**** Data shown
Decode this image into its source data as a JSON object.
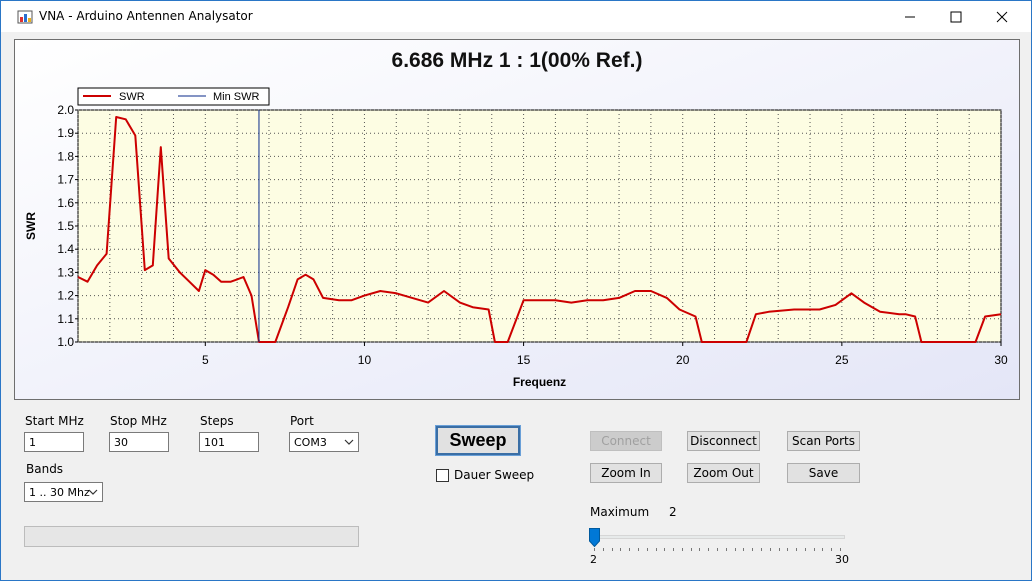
{
  "window": {
    "title": "VNA - Arduino Antennen Analysator",
    "icon": "app-chart-icon",
    "controls": [
      "minimize-icon",
      "maximize-icon",
      "close-icon"
    ]
  },
  "chart_header": "6.686 MHz   1 : 1(00% Ref.)",
  "chart_data": {
    "type": "line",
    "title": "6.686 MHz   1 : 1(00% Ref.)",
    "xlabel": "Frequenz",
    "ylabel": "SWR",
    "xlim": [
      1,
      30
    ],
    "ylim": [
      1.0,
      2.0
    ],
    "x_ticks": [
      5,
      10,
      15,
      20,
      25,
      30
    ],
    "y_ticks": [
      1.0,
      1.1,
      1.2,
      1.3,
      1.4,
      1.5,
      1.6,
      1.7,
      1.8,
      1.9,
      2.0
    ],
    "grid": true,
    "legend_placement": "top-left",
    "background": "#fdfde3",
    "series": [
      {
        "name": "SWR",
        "color": "#cc0000",
        "x": [
          1.0,
          1.3,
          1.6,
          1.9,
          2.2,
          2.5,
          2.8,
          3.1,
          3.35,
          3.6,
          3.85,
          4.2,
          4.5,
          4.8,
          5.0,
          5.25,
          5.5,
          5.8,
          6.0,
          6.2,
          6.45,
          6.686,
          7.2,
          7.6,
          7.9,
          8.15,
          8.4,
          8.7,
          9.2,
          9.6,
          10.0,
          10.5,
          11.0,
          11.5,
          12.0,
          12.5,
          13.0,
          13.4,
          13.9,
          14.1,
          14.5,
          15.0,
          15.5,
          16.0,
          16.5,
          17.0,
          17.5,
          18.0,
          18.5,
          19.0,
          19.5,
          19.9,
          20.4,
          20.6,
          21.0,
          22.0,
          22.3,
          22.7,
          23.5,
          24.3,
          24.8,
          25.3,
          25.7,
          26.2,
          26.8,
          27.0,
          27.3,
          27.5,
          28.5,
          29.2,
          29.5,
          30.0
        ],
        "y": [
          1.28,
          1.26,
          1.33,
          1.38,
          1.97,
          1.96,
          1.89,
          1.31,
          1.33,
          1.84,
          1.36,
          1.3,
          1.26,
          1.22,
          1.31,
          1.29,
          1.26,
          1.26,
          1.27,
          1.28,
          1.2,
          1.0,
          1.0,
          1.15,
          1.27,
          1.29,
          1.27,
          1.19,
          1.18,
          1.18,
          1.2,
          1.22,
          1.21,
          1.19,
          1.17,
          1.22,
          1.17,
          1.15,
          1.14,
          1.0,
          1.0,
          1.18,
          1.18,
          1.18,
          1.17,
          1.18,
          1.18,
          1.19,
          1.22,
          1.22,
          1.19,
          1.14,
          1.11,
          1.0,
          1.0,
          1.0,
          1.12,
          1.13,
          1.14,
          1.14,
          1.16,
          1.21,
          1.17,
          1.13,
          1.12,
          1.12,
          1.11,
          1.0,
          1.0,
          1.0,
          1.11,
          1.12
        ]
      },
      {
        "name": "Min SWR",
        "color": "#0a2a8a",
        "x": [
          6.686,
          6.686
        ],
        "y": [
          1.0,
          2.0
        ]
      }
    ]
  },
  "controls": {
    "start_label": "Start MHz",
    "start_value": "1",
    "stop_label": "Stop MHz",
    "stop_value": "30",
    "steps_label": "Steps",
    "steps_value": "101",
    "port_label": "Port",
    "port_value": "COM3",
    "bands_label": "Bands",
    "bands_value": "1 .. 30 Mhz",
    "sweep_label": "Sweep",
    "dauer_label": "Dauer Sweep",
    "dauer_checked": false,
    "connect_label": "Connect",
    "disconnect_label": "Disconnect",
    "scan_label": "Scan Ports",
    "zoomin_label": "Zoom In",
    "zoomout_label": "Zoom Out",
    "save_label": "Save",
    "maximum_label": "Maximum",
    "maximum_value": "2",
    "slider_min": "2",
    "slider_max": "30",
    "slider_level": 0.0,
    "progress": 0.0
  }
}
********
* _Written request_:
Pull out all lines in the data above that include "Zoom".

* _Result_:
    "zoomin_label": "Zoom In",
    "zoomout_label": "Zoom Out",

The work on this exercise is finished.